- EXTRACTED INFORMATION:
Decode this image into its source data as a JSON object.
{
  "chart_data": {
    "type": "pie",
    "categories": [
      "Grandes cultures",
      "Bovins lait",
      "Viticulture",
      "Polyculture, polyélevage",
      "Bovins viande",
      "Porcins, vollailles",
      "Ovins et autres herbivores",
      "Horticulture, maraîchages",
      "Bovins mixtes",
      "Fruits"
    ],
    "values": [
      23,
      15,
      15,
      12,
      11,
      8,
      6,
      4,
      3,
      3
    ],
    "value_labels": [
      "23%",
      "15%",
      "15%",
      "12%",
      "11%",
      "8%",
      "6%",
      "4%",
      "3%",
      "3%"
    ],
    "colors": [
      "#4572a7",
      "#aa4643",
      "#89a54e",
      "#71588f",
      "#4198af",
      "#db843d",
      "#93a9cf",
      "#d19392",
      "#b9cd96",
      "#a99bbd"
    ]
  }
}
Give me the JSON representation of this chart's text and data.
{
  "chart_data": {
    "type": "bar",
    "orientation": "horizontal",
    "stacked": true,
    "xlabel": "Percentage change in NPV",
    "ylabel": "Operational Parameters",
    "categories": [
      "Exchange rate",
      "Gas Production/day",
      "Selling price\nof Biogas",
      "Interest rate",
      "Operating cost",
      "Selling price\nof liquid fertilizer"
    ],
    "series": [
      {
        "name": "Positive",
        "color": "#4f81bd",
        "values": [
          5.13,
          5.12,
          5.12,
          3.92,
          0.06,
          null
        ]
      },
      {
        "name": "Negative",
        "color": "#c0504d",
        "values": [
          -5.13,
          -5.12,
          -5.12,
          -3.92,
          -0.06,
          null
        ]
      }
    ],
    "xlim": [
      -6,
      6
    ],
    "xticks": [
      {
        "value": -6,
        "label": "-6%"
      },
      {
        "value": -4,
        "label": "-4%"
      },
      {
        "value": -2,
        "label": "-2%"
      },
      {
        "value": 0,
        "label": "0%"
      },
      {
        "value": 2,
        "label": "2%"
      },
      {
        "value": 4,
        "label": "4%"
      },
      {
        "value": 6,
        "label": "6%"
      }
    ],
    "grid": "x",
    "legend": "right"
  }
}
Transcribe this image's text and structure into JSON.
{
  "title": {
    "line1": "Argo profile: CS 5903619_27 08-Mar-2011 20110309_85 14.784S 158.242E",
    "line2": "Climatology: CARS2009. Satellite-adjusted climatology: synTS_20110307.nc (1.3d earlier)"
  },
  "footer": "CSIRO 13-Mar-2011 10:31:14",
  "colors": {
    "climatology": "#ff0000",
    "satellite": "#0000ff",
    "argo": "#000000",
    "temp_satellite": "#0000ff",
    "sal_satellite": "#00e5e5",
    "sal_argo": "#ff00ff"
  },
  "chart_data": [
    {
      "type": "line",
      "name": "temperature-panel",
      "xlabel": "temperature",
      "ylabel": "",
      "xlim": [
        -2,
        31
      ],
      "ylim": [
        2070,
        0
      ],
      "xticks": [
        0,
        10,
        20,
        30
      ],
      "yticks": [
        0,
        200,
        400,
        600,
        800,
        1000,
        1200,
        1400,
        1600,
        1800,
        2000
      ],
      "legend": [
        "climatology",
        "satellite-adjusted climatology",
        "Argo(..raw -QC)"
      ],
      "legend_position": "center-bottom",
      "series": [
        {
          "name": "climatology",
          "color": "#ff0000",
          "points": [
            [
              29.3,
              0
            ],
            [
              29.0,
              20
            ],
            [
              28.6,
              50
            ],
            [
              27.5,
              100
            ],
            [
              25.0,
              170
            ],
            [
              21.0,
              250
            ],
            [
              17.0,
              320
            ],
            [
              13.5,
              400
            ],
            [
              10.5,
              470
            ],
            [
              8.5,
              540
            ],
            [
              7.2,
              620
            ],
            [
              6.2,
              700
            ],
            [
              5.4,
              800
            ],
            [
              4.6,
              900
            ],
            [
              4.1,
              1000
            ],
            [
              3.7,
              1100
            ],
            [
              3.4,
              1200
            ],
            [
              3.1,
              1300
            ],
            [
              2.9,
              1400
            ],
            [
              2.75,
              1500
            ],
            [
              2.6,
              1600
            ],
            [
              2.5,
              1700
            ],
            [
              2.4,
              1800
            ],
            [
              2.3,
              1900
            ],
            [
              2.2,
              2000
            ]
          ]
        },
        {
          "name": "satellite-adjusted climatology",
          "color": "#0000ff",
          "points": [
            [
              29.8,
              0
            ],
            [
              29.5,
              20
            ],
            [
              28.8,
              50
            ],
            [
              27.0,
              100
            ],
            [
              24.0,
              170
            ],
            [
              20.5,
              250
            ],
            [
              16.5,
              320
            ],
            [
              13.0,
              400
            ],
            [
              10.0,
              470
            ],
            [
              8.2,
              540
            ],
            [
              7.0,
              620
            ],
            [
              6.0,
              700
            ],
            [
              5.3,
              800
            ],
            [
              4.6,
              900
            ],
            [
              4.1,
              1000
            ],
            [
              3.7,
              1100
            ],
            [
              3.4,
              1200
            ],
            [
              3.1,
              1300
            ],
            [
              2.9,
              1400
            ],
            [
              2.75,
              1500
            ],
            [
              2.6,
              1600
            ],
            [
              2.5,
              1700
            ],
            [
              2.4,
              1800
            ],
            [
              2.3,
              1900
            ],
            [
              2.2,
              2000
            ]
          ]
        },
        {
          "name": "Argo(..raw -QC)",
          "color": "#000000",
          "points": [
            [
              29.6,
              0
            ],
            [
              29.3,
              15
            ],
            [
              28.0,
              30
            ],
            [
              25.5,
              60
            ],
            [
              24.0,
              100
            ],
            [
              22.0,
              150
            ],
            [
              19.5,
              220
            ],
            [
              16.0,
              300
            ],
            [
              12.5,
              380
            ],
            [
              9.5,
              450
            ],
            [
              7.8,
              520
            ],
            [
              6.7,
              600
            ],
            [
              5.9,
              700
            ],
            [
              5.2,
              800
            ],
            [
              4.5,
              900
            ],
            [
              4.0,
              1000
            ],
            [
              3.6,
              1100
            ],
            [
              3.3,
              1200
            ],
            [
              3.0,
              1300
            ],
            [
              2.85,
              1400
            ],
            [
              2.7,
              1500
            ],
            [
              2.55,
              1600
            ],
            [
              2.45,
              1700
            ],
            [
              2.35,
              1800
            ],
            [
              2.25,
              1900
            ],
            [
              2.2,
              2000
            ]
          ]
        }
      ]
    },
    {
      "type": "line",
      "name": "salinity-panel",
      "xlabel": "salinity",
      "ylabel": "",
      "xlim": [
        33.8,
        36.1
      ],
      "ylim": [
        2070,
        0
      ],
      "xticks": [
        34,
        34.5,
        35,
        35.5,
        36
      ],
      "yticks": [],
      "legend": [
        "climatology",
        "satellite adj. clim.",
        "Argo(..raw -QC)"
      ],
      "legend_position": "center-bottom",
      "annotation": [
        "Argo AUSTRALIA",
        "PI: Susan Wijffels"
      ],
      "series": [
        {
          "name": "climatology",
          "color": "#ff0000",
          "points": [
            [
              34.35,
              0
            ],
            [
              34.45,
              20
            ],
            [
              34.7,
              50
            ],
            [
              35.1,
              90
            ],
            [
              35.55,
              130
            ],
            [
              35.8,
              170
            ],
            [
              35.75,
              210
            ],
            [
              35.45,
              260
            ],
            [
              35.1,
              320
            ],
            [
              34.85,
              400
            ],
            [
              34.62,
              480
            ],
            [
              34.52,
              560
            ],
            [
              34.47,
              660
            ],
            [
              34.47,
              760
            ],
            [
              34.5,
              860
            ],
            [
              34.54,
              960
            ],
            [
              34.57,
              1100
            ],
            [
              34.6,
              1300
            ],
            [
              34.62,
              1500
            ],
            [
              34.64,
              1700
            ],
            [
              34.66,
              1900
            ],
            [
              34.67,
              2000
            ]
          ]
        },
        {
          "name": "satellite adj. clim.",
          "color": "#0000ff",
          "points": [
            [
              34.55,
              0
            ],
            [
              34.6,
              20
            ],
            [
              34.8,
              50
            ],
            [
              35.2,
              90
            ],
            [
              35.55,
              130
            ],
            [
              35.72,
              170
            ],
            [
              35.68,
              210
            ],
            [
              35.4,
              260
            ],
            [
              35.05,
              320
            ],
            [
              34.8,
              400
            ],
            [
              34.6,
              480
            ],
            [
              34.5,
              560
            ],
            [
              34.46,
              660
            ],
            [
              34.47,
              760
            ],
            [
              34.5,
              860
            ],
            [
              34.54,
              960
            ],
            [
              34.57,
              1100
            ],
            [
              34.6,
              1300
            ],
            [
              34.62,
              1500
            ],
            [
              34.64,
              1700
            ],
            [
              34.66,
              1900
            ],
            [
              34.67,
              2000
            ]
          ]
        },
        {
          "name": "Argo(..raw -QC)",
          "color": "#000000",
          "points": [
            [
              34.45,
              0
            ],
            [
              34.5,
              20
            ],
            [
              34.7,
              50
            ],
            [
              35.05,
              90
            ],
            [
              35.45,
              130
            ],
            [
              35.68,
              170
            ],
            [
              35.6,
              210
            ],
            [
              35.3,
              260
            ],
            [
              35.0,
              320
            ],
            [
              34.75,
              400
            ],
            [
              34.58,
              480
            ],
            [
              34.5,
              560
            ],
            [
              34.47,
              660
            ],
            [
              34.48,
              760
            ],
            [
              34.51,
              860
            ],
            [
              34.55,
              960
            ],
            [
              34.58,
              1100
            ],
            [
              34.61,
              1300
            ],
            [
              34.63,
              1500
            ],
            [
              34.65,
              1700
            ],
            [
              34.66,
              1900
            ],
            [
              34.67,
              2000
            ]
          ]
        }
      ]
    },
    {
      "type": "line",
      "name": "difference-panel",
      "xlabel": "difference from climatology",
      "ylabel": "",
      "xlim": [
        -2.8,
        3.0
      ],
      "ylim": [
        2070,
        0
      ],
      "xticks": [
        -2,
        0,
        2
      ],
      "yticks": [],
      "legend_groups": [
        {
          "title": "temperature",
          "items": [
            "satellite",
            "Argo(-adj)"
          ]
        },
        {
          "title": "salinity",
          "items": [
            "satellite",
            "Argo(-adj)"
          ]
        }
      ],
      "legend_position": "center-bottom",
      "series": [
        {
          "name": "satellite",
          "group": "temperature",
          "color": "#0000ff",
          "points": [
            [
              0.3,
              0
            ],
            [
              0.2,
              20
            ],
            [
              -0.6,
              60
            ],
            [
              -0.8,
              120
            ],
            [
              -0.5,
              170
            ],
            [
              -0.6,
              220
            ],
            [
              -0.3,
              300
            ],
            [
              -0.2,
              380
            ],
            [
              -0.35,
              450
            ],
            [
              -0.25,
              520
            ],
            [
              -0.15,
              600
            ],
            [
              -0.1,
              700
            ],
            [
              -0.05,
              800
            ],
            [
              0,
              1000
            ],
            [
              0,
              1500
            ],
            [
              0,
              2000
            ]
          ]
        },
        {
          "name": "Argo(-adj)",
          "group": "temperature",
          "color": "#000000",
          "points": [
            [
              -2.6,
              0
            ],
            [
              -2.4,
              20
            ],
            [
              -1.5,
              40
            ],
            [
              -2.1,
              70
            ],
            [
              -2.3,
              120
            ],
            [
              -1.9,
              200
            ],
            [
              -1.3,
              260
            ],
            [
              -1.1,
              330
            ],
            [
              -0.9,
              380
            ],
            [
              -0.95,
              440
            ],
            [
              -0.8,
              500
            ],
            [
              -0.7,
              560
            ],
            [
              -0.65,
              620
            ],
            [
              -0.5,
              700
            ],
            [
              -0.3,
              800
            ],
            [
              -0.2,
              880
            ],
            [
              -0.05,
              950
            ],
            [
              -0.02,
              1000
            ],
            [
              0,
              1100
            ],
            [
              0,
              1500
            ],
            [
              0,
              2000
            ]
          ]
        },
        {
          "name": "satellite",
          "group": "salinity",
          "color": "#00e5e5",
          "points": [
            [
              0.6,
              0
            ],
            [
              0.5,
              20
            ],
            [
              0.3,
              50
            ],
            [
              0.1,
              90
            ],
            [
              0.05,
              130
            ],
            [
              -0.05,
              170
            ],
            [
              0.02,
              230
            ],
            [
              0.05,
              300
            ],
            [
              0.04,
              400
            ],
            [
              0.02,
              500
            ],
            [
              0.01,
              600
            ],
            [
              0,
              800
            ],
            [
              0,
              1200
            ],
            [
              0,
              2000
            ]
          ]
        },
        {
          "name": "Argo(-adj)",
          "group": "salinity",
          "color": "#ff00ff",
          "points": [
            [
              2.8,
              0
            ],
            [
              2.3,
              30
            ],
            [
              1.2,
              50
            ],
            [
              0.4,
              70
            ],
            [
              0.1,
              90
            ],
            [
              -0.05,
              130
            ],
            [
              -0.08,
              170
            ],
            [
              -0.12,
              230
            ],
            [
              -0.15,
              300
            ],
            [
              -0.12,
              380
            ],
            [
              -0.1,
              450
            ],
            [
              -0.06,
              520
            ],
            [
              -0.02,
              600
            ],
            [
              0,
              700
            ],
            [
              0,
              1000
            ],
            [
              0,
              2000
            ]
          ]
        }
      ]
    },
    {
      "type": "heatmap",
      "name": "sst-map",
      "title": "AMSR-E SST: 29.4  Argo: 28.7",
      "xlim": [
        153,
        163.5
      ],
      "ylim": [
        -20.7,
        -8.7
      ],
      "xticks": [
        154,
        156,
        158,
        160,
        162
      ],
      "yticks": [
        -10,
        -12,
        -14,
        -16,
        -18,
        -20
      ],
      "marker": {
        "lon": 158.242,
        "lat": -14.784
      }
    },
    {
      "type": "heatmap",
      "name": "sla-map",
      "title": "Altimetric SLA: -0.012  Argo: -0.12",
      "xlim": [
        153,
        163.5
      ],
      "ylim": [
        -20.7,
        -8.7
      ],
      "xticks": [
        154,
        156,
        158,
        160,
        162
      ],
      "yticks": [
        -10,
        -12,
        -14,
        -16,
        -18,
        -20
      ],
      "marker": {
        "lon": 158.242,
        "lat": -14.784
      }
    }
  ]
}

- INSTRUCTION: Write out every line of the preceding listing that contains "difference".

- FINAL ANSWER:
      "name": "difference-panel",
      "xlabel": "difference from climatology",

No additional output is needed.